:: What to work on ::
Return the complete listing that follows, with each line reproduced exactly.

:: Entries shown ::
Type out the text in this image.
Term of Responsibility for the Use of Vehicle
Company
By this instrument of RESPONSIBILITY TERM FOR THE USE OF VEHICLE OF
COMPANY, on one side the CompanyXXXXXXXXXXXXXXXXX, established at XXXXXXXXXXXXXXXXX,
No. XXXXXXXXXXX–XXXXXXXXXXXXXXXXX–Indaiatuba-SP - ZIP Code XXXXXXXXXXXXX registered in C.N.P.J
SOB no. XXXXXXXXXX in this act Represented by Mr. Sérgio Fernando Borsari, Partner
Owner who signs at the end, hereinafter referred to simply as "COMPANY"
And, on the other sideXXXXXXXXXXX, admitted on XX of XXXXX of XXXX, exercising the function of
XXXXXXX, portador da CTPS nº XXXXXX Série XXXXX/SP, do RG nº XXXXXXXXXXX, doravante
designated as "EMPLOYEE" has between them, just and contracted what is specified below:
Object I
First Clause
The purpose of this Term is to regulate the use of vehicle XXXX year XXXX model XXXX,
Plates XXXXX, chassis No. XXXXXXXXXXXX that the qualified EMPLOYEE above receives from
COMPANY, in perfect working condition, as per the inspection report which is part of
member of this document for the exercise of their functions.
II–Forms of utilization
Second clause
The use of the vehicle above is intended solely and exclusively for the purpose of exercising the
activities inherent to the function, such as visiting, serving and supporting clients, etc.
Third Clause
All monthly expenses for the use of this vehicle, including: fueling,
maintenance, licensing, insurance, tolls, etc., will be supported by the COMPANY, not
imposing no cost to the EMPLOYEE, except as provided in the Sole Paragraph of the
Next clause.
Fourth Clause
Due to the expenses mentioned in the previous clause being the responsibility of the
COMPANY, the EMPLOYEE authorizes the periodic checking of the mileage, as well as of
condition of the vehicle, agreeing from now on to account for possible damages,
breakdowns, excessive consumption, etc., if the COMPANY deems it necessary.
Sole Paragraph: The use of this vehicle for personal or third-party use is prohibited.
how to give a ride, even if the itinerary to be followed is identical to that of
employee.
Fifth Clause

:: Answer below ::
Type out the text in this image.
Term of Responsibility for the Use of Vehicle
Company
By this instrument of RESPONSIBILITY TERM FOR THE USE OF VEHICLE OF
COMPANY, on one side the CompanyXXXXXXXXXXXXXXXXX, established at XXXXXXXXXXXXXXXXX,
No. XXXXXXXXXXX–XXXXXXXXXXXXXXXXX–Indaiatuba-SP - ZIP Code XXXXXXXXXXXXX registered in C.N.P.J
SOB no. XXXXXXXXXX in this act Represented by Mr. Sérgio Fernando Borsari, Partner
Owner who signs at the end, hereinafter referred to simply as "COMPANY"
And, on the other sideXXXXXXXXXXX, admitted on XX of XXXXX of XXXX, exercising the function of
XXXXXXX, portador da CTPS nº XXXXXX Série XXXXX/SP, do RG nº XXXXXXXXXXX, doravante
designated as "EMPLOYEE" has between them, just and contracted what is specified below:
Object I
First Clause
The purpose of this Term is to regulate the use of vehicle XXXX year XXXX model XXXX,
Plates XXXXX, chassis No. XXXXXXXXXXXX that the qualified EMPLOYEE above receives from
COMPANY, in perfect working condition, as per the inspection report which is part of
member of this document for the exercise of their functions.
II–Forms of utilization
Second clause
The use of the vehicle above is intended solely and exclusively for the purpose of exercising the
activities inherent to the function, such as visiting, serving and supporting clients, etc.
Third Clause
All monthly expenses for the use of this vehicle, including: fueling,
maintenance, licensing, insurance, tolls, etc., will be supported by the COMPANY, not
imposing no cost to the EMPLOYEE, except as provided in the Sole Paragraph of the
Next clause.
Fourth Clause
Due to the expenses mentioned in the previous clause being the responsibility of the
COMPANY, the EMPLOYEE authorizes the periodic checking of the mileage, as well as of
condition of the vehicle, agreeing from now on to account for possible damages,
breakdowns, excessive consumption, etc., if the COMPANY deems it necessary.
Sole Paragraph: The use of this vehicle for personal or third-party use is prohibited.
how to give a ride, even if the itinerary to be followed is identical to that of
employee.
Fifth Clause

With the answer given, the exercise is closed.